- Short exercise
Copy, from the entries below, each line in which the string "this" appears.

(Data tied to figure images)
* * * * * * * * *
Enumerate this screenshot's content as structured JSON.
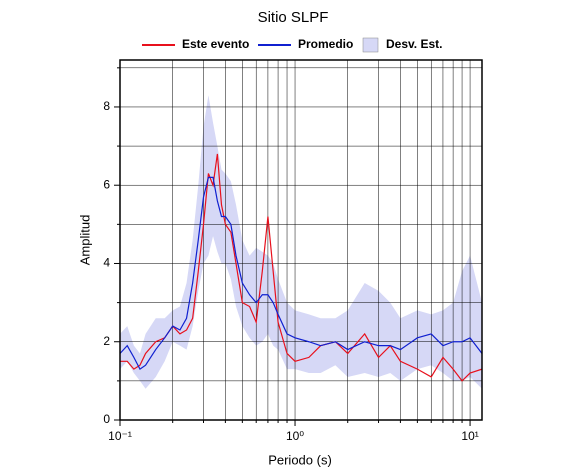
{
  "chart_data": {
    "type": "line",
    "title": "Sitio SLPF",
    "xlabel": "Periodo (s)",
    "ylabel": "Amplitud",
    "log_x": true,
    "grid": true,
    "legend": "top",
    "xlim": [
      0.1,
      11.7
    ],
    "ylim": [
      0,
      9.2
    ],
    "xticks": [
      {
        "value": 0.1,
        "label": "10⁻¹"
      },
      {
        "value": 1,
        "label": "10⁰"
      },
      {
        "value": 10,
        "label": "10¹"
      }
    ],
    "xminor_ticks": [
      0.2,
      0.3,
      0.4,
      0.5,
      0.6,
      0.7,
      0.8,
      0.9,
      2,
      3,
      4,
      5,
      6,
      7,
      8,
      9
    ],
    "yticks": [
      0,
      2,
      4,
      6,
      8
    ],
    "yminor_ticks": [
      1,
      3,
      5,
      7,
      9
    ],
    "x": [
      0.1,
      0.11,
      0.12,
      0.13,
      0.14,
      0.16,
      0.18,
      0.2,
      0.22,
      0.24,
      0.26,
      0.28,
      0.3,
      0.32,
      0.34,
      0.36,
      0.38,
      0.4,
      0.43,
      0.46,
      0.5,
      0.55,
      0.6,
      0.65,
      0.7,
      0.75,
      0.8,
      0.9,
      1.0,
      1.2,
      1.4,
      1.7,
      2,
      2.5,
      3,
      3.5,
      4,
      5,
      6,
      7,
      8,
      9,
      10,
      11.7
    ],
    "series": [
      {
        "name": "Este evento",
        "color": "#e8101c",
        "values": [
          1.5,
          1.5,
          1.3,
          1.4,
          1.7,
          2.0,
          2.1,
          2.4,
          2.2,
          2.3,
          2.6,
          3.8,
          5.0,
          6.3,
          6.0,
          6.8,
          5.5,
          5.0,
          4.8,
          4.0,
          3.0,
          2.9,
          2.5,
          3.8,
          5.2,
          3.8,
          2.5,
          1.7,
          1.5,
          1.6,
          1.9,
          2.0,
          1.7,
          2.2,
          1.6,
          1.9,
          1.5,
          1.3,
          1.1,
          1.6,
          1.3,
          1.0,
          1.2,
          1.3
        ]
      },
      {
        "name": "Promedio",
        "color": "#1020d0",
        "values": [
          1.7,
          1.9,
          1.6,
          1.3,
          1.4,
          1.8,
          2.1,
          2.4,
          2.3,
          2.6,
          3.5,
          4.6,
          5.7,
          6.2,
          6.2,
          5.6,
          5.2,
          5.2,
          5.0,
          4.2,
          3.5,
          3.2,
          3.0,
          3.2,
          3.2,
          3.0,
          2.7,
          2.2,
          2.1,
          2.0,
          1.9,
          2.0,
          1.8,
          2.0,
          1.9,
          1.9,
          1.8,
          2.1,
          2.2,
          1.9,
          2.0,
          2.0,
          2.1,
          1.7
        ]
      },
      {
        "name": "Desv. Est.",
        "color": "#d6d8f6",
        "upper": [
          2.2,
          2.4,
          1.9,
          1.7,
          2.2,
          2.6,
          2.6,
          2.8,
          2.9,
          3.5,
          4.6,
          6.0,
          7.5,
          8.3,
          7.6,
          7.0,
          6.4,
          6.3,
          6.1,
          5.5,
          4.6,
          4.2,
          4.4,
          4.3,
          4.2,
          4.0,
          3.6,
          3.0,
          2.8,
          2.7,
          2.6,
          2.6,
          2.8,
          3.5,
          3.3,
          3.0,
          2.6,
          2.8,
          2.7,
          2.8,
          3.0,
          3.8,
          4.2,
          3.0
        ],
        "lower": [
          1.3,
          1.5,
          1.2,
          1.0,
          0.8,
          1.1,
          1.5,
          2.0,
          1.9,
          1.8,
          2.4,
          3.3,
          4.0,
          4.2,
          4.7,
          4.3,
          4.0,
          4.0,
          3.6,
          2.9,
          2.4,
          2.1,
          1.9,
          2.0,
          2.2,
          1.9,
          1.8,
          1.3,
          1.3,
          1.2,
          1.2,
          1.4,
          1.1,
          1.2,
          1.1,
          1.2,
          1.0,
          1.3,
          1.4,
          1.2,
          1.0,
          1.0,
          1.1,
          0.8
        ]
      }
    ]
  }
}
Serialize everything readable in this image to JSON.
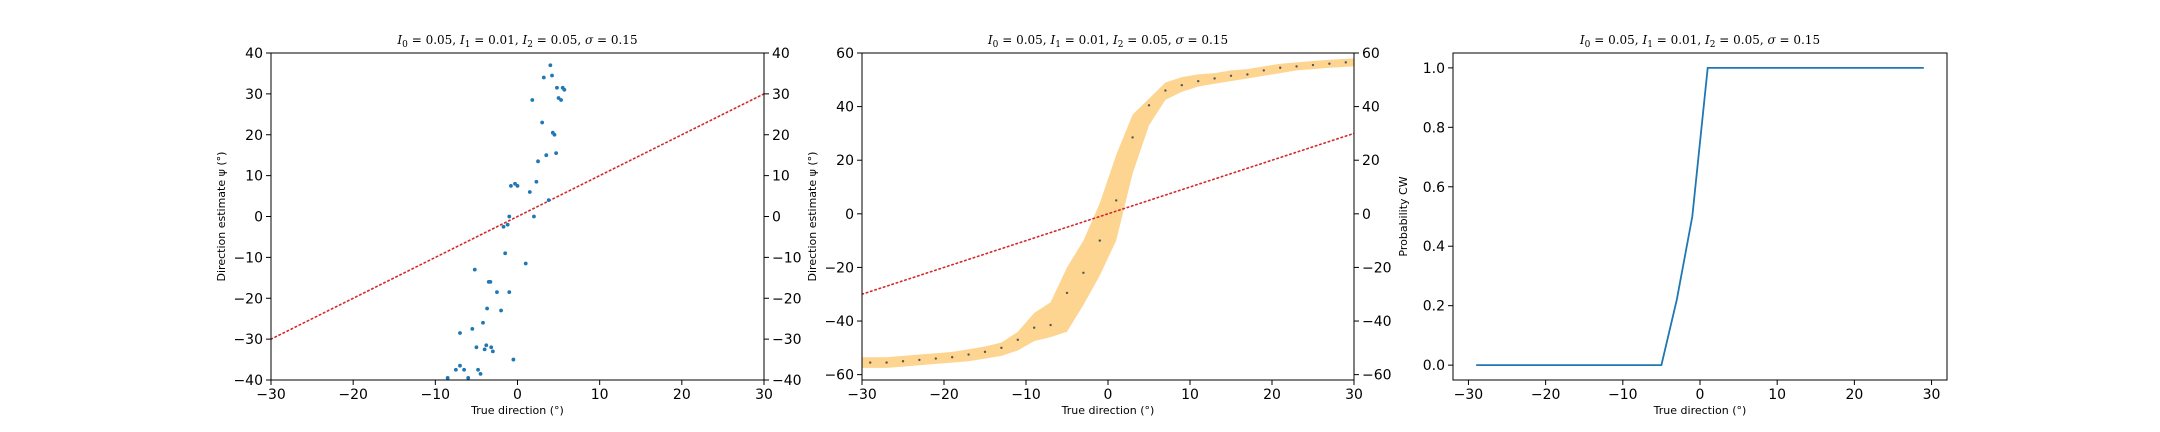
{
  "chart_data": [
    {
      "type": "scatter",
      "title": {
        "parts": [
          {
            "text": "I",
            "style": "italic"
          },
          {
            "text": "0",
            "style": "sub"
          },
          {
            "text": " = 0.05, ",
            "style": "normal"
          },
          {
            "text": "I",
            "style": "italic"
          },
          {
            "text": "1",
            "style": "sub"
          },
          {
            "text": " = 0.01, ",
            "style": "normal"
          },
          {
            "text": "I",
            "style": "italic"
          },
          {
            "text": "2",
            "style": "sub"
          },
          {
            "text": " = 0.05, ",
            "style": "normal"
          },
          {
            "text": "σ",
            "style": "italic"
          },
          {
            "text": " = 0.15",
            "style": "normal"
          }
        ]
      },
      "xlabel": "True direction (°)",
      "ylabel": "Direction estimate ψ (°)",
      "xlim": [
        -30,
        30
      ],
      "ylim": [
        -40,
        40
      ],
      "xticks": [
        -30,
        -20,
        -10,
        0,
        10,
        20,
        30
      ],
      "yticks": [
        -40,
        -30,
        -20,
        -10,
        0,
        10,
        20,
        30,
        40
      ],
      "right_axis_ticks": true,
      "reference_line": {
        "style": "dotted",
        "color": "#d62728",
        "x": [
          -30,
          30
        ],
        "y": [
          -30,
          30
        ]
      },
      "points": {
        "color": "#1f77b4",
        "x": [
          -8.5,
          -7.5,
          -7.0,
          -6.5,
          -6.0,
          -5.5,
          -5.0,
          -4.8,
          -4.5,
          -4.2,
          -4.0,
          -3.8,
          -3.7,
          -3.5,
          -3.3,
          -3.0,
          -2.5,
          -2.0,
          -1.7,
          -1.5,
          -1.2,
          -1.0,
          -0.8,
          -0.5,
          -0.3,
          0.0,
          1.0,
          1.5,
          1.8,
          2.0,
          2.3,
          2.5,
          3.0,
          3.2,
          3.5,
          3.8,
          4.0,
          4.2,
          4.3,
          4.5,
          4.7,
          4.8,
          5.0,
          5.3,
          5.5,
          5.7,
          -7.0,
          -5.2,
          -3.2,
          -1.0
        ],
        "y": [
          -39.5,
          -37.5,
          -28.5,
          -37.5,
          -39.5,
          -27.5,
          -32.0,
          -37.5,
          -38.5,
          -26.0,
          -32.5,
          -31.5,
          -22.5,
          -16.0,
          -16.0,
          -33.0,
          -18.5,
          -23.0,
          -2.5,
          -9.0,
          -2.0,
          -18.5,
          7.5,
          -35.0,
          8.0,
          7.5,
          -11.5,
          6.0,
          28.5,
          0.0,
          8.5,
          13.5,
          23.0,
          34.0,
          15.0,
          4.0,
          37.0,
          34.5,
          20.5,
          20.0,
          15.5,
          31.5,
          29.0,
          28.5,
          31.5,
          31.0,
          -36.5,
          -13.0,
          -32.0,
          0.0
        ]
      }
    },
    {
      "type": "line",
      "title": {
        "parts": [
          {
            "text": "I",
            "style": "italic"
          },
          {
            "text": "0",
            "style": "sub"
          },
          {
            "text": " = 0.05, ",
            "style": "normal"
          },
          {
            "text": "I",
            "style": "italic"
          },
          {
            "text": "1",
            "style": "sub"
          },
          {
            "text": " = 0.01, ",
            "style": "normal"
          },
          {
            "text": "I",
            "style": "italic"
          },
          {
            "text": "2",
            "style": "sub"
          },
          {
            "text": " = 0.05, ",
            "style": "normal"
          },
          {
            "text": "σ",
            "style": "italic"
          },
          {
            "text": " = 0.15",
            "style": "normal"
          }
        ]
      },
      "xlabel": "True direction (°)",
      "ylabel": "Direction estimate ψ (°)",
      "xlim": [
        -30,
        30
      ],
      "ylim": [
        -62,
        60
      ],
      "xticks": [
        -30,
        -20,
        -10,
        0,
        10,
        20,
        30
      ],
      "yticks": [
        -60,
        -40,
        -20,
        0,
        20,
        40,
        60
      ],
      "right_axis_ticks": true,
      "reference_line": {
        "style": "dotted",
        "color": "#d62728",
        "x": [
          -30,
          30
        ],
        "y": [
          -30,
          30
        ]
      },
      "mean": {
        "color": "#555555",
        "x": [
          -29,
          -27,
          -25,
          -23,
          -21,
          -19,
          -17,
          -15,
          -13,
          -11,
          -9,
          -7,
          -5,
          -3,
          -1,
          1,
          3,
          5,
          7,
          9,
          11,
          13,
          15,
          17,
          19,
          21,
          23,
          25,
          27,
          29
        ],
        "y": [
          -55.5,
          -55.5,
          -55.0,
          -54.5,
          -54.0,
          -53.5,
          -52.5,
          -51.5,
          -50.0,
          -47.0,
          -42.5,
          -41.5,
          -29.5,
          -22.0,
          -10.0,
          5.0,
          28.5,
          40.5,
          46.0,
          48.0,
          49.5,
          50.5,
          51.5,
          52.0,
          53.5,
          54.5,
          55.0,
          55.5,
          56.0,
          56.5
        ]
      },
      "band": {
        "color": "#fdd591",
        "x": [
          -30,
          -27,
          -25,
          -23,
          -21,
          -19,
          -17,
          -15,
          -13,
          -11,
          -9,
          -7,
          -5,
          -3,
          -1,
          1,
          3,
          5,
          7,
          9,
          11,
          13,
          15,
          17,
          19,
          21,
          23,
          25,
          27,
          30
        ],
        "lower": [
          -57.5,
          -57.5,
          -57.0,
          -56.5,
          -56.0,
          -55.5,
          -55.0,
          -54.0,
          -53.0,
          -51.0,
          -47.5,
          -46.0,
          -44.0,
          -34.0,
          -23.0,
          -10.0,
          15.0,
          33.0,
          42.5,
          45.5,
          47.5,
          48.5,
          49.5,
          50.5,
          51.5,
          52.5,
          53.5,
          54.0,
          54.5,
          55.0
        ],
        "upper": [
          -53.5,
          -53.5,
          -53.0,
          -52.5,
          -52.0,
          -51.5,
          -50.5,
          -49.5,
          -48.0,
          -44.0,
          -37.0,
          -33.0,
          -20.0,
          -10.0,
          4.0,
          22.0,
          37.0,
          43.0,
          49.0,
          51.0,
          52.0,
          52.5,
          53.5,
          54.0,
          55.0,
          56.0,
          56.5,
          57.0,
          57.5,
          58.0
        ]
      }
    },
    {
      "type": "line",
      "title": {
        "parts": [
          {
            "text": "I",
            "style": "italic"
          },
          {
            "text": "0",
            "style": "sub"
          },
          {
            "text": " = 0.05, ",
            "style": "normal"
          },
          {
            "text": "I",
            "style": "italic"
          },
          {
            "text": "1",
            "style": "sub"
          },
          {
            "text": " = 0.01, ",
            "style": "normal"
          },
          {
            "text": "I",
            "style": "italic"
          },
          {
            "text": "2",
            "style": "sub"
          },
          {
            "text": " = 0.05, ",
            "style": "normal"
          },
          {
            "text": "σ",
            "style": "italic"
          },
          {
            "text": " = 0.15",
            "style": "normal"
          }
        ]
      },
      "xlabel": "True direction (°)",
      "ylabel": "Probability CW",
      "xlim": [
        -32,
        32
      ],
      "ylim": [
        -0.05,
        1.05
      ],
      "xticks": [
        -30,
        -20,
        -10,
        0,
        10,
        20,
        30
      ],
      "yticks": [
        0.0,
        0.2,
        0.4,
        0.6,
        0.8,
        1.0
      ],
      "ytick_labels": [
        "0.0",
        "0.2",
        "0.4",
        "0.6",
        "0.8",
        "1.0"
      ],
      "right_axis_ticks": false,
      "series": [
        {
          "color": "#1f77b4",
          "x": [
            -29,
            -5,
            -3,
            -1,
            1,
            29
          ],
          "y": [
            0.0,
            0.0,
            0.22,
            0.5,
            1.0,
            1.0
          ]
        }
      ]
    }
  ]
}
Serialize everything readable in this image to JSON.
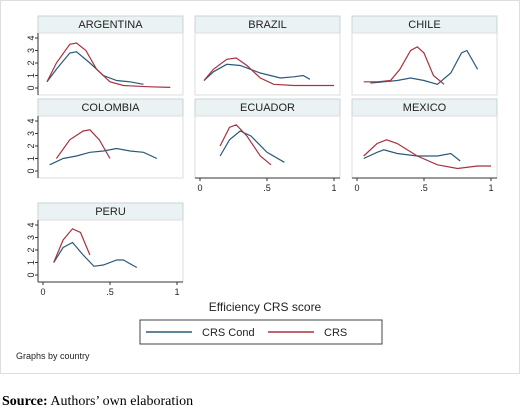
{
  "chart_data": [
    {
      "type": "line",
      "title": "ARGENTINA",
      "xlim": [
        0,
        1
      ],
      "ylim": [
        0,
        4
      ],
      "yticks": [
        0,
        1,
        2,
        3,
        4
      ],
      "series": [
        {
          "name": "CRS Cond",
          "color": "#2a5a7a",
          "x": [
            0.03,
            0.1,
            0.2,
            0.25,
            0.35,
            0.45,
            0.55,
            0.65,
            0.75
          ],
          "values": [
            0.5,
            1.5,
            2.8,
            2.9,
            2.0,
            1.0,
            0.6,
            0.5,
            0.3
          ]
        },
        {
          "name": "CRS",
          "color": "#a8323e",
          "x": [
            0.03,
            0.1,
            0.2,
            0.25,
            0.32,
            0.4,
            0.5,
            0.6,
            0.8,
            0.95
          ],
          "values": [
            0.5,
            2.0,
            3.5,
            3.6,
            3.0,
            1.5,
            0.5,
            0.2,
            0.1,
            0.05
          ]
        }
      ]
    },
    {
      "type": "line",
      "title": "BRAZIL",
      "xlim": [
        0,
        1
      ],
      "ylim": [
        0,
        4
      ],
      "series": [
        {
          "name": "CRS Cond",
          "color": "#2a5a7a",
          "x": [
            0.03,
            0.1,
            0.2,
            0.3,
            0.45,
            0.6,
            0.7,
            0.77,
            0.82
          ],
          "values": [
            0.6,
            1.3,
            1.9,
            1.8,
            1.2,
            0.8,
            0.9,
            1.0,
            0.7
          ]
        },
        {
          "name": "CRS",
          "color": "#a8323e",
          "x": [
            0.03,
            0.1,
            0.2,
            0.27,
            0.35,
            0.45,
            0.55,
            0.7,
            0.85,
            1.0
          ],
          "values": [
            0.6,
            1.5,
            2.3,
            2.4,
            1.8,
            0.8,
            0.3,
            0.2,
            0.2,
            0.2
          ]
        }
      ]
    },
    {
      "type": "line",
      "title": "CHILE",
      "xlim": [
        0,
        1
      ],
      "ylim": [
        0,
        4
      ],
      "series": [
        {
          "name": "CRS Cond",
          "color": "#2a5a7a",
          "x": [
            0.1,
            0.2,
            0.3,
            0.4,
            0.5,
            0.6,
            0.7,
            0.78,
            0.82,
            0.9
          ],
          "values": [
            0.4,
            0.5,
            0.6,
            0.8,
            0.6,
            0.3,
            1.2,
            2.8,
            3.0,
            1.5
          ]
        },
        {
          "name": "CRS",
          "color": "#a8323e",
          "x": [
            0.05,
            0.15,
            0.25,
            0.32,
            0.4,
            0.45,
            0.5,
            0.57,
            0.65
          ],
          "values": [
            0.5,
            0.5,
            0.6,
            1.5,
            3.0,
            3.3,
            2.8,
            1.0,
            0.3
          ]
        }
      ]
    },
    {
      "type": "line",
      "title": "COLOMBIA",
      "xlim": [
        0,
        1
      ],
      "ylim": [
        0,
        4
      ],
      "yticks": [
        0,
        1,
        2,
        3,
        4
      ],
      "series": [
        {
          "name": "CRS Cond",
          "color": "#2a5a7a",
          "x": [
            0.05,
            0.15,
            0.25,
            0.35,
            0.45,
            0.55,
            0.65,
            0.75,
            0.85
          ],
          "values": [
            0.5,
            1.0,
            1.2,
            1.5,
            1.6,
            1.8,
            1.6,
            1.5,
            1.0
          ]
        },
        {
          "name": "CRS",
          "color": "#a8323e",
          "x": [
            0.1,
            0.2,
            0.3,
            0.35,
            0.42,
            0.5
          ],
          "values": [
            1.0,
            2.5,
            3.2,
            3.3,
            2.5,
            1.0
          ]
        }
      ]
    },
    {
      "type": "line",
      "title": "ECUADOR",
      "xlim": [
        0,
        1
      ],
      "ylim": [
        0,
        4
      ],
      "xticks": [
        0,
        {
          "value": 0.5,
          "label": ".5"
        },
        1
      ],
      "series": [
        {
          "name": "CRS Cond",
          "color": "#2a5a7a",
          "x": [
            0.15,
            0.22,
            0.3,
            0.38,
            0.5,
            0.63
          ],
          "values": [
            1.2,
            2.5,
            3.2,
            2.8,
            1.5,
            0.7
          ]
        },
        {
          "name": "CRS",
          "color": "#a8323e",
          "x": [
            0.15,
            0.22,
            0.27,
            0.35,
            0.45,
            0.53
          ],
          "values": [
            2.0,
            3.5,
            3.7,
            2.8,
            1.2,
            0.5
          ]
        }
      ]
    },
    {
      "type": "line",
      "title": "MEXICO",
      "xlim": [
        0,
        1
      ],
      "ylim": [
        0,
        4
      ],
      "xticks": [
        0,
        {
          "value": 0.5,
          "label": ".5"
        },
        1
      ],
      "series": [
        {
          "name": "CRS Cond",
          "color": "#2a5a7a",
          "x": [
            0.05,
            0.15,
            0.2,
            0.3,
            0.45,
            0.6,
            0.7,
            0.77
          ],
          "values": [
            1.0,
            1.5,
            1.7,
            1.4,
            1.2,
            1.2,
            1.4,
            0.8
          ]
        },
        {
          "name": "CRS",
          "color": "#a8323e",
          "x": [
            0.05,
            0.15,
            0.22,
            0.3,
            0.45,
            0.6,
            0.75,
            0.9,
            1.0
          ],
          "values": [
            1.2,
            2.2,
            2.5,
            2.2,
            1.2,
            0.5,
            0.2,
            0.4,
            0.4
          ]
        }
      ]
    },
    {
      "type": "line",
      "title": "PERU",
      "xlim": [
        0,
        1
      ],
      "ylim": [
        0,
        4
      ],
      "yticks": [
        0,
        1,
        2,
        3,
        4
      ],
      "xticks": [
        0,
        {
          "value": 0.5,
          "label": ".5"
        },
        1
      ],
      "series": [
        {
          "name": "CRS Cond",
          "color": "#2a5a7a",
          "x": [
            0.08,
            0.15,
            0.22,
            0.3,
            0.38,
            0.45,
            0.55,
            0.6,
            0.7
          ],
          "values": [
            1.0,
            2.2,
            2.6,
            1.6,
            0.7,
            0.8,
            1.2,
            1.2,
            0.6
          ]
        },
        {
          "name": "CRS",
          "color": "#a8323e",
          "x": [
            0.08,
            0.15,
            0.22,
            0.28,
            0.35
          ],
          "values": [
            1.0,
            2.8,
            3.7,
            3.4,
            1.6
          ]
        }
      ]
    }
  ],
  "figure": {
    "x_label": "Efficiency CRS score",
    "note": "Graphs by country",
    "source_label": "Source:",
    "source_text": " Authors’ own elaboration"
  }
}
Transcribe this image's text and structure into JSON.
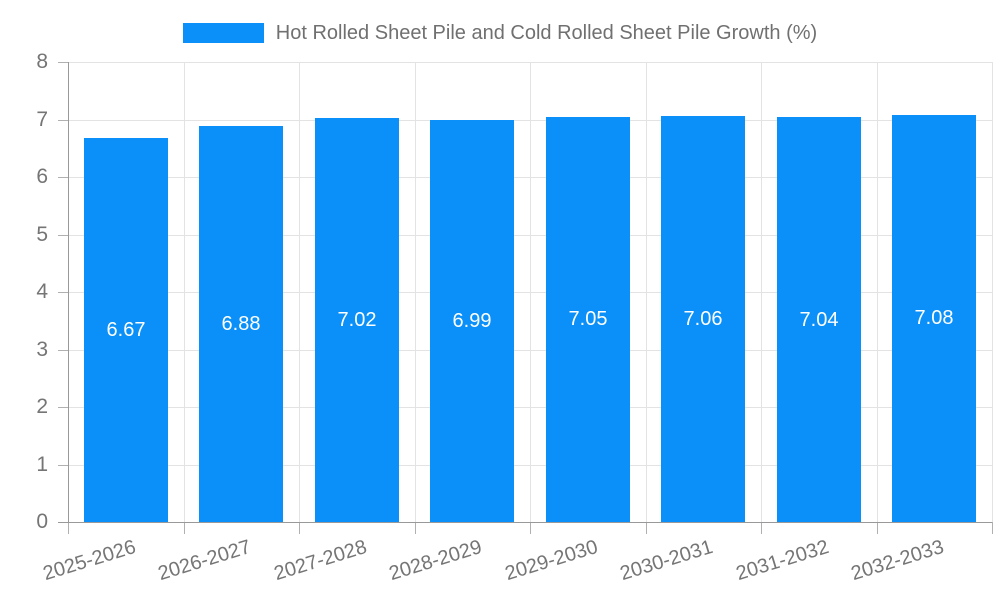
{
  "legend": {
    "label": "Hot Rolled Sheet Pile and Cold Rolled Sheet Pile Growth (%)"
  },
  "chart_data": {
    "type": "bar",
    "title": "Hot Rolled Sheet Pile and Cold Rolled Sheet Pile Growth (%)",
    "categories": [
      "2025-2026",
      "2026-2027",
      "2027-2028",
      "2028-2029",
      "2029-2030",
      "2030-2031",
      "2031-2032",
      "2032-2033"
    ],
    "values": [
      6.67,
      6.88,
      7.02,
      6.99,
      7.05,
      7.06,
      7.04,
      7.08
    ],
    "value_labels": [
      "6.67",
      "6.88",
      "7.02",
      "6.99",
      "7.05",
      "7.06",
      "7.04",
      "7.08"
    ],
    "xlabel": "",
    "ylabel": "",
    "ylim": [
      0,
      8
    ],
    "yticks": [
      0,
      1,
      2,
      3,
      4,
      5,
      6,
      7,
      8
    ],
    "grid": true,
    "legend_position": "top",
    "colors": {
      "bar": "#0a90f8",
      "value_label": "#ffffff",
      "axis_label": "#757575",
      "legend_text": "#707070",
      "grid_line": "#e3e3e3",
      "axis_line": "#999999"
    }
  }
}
* * * * * * * * *
- Solution to the exercise
Enumerate this screenshot's content as structured JSON.
Serialize everything readable in this image to JSON.
Serialize everything readable in this image to JSON.
Transcribe this image's text and structure into JSON.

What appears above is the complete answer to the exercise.